Task directions:
Would you repeat the listing exactly but omit every picture?

Records to process:
****************
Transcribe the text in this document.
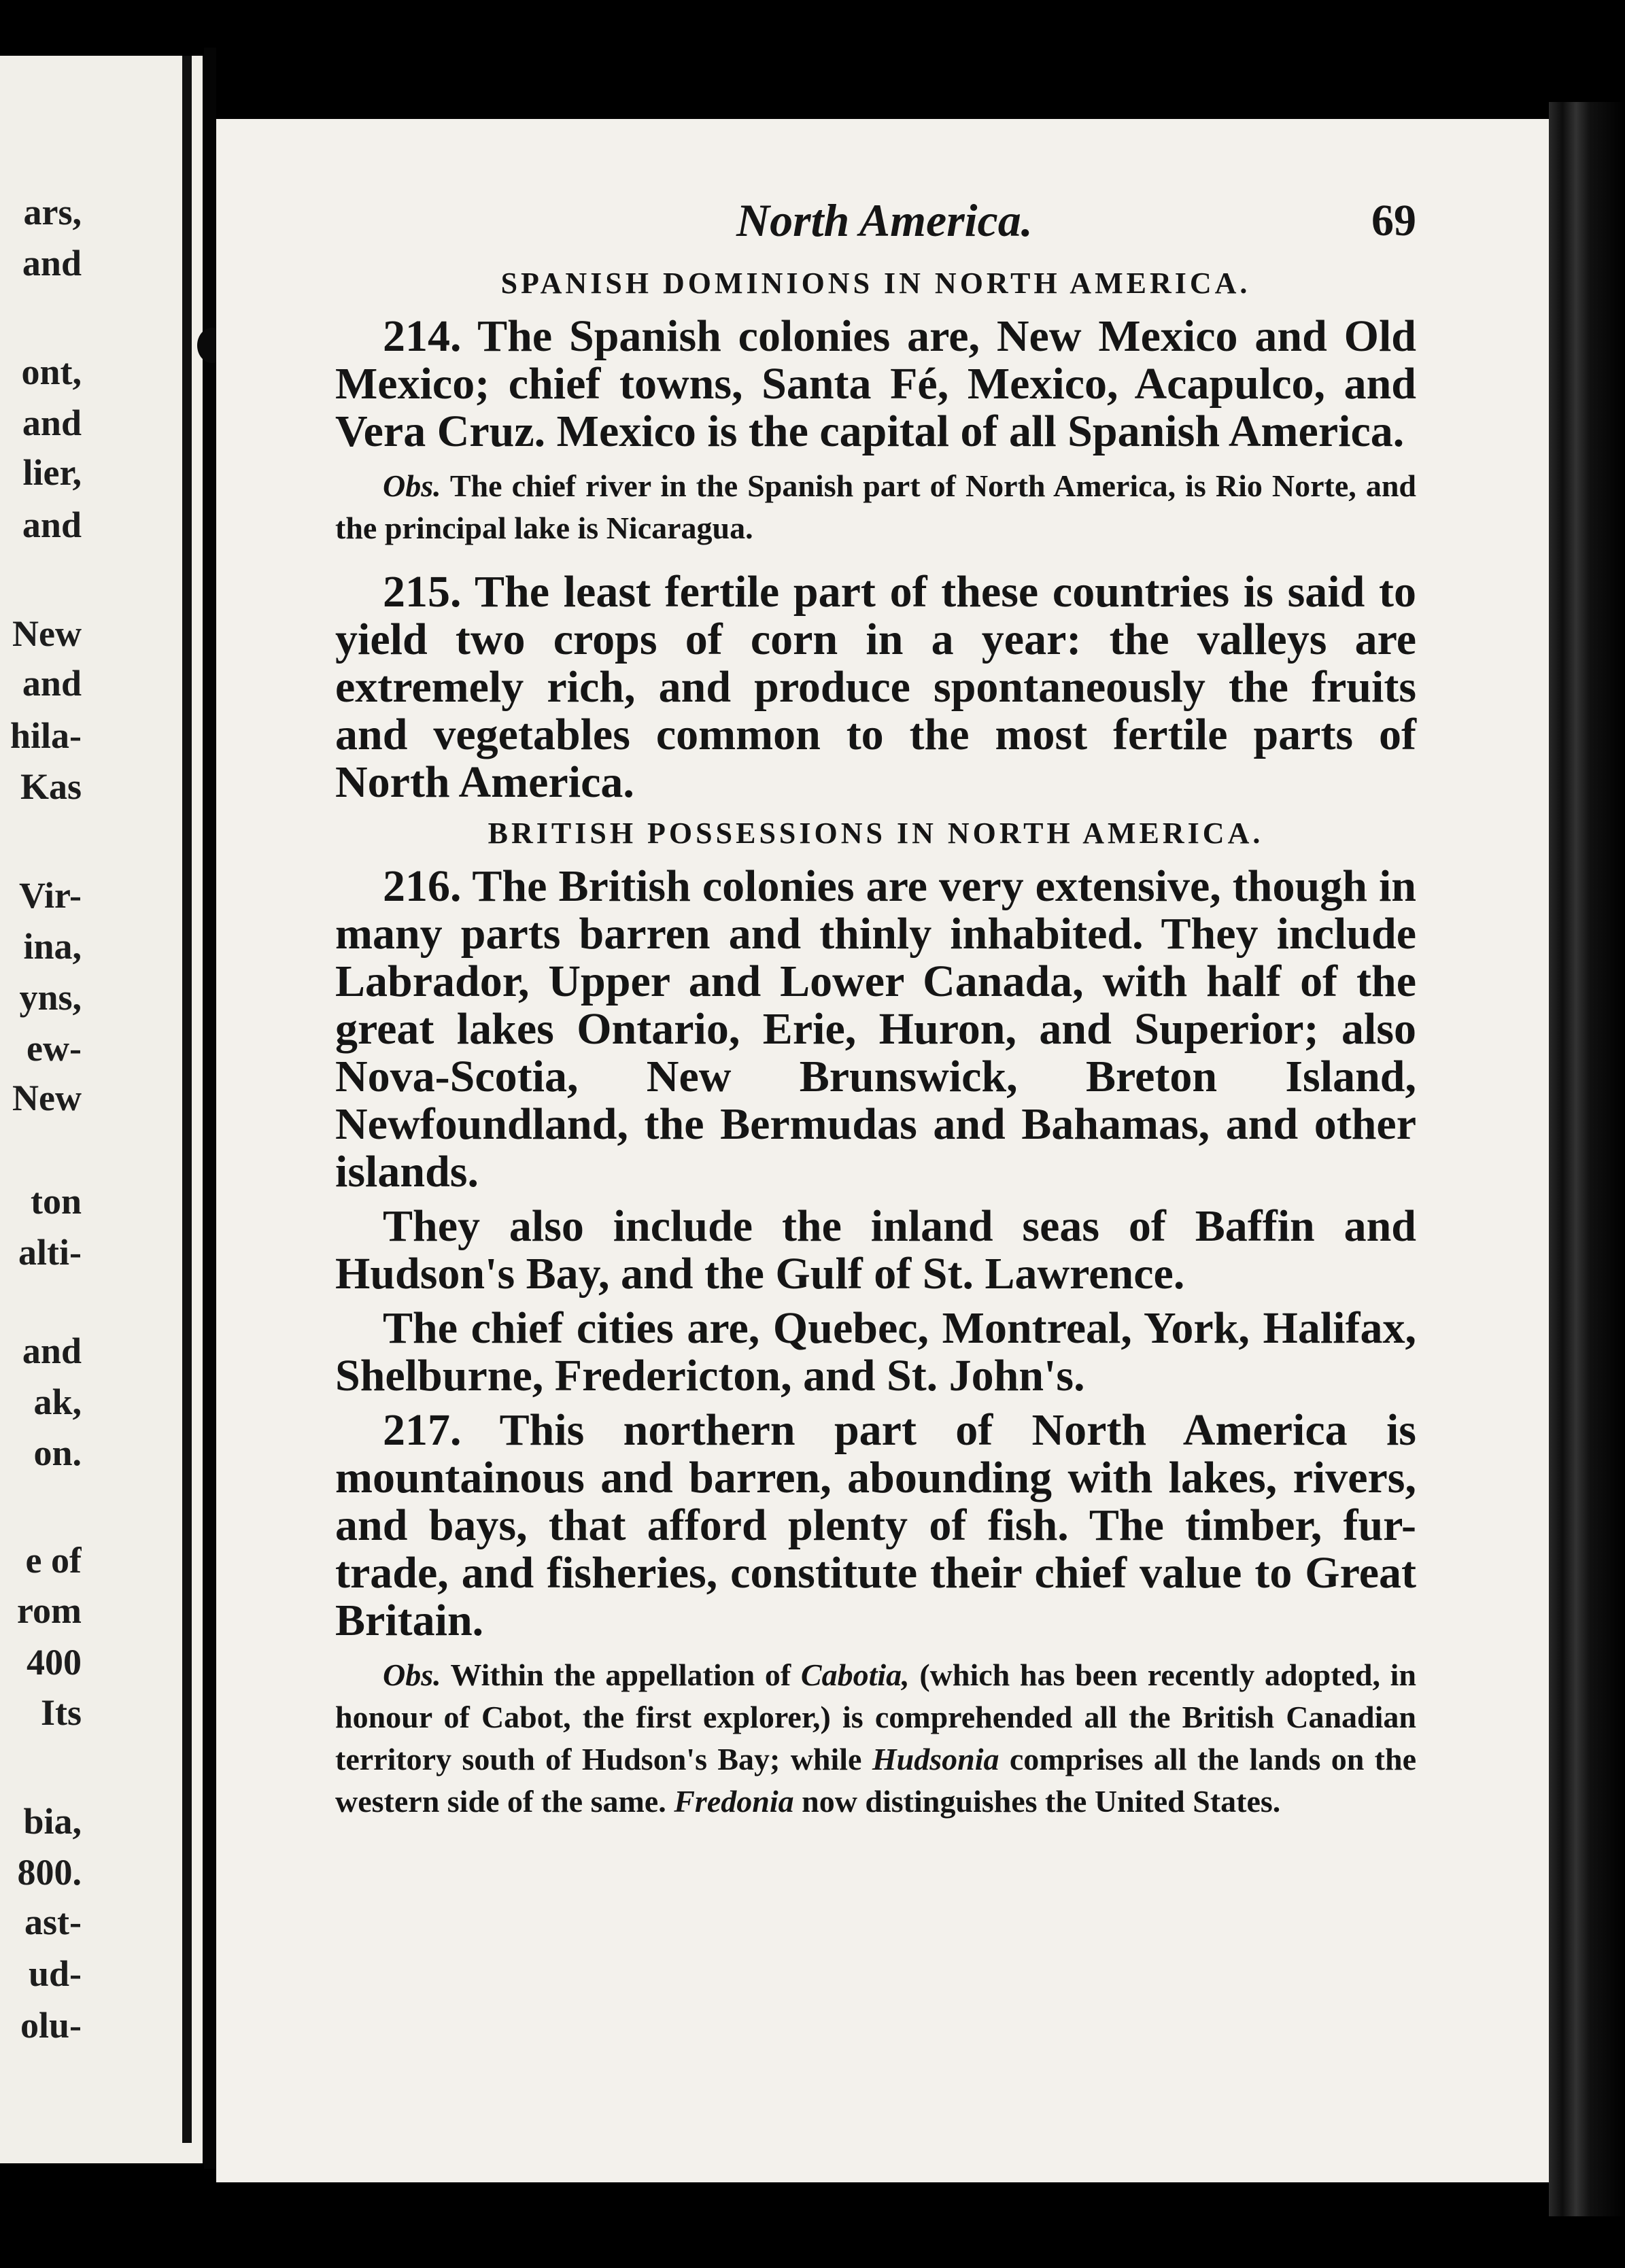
ars,
and
ont,
and
lier,
and
New
and
hila-
Kas
Vir-
ina,
yns,
ew-
New
ton
alti-
and
ak,
on.
e of
rom
400
Its
bia,
800.
ast-
ud-
olu-
North America.	69
SPANISH DOMINIONS IN NORTH AMERICA.

214. The Spanish colonies are, New Mexico and Old Mexico; chief towns, Santa Fé, Mexico, Acapulco, and Vera Cruz. Mexico is the capital of all Spanish America.

Obs. The chief river in the Spanish part of North America, is Rio Norte, and the principal lake is Nicaragua.

215. The least fertile part of these countries is said to yield two crops of corn in a year: the valleys are extremely rich, and produce spontaneously the fruits and vegetables common to the most fertile parts of North America.

BRITISH POSSESSIONS IN NORTH AMERICA.

216. The British colonies are very extensive, though in many parts barren and thinly inhabited. They include Labrador, Upper and Lower Canada, with half of the great lakes Ontario, Erie, Huron, and Superior; also Nova-Scotia, New Brunswick, Breton Island, Newfoundland, the Bermudas and Bahamas, and other islands.

They also include the inland seas of Baffin and Hudson's Bay, and the Gulf of St. Lawrence.

The chief cities are, Quebec, Montreal, York, Halifax, Shelburne, Fredericton, and St. John's.

217. This northern part of North America is mountainous and barren, abounding with lakes, rivers, and bays, that afford plenty of fish. The timber, fur-trade, and fisheries, constitute their chief value to Great Britain.

Obs. Within the appellation of Cabotia, (which has been recently adopted, in honour of Cabot, the first explorer,) is comprehended all the British Canadian territory south of Hudson's Bay; while Hudsonia comprises all the lands on the western side of the same. Fredonia now distinguishes the United States.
****************
The result:
Transcribe the text in this document.
ars,
and
ont,
and
lier,
and
New
and
hila-
Kas
Vir-
ina,
yns,
ew-
New
ton
alti-
and
ak,
on.
e of
rom
400
Its
bia,
800.
ast-
ud-
olu-
North America.	69
SPANISH DOMINIONS IN NORTH AMERICA.

214. The Spanish colonies are, New Mexico and Old Mexico; chief towns, Santa Fé, Mexico, Acapulco, and Vera Cruz. Mexico is the capital of all Spanish America.

Obs. The chief river in the Spanish part of North America, is Rio Norte, and the principal lake is Nicaragua.

215. The least fertile part of these countries is said to yield two crops of corn in a year: the valleys are extremely rich, and produce spontaneously the fruits and vegetables common to the most fertile parts of North America.

BRITISH POSSESSIONS IN NORTH AMERICA.

216. The British colonies are very extensive, though in many parts barren and thinly inhabited. They include Labrador, Upper and Lower Canada, with half of the great lakes Ontario, Erie, Huron, and Superior; also Nova-Scotia, New Brunswick, Breton Island, Newfoundland, the Bermudas and Bahamas, and other islands.

They also include the inland seas of Baffin and Hudson's Bay, and the Gulf of St. Lawrence.

The chief cities are, Quebec, Montreal, York, Halifax, Shelburne, Fredericton, and St. John's.

217. This northern part of North America is mountainous and barren, abounding with lakes, rivers, and bays, that afford plenty of fish. The timber, fur-trade, and fisheries, constitute their chief value to Great Britain.

Obs. Within the appellation of Cabotia, (which has been recently adopted, in honour of Cabot, the first explorer,) is comprehended all the British Canadian territory south of Hudson's Bay; while Hudsonia comprises all the lands on the western side of the same. Fredonia now distinguishes the United States.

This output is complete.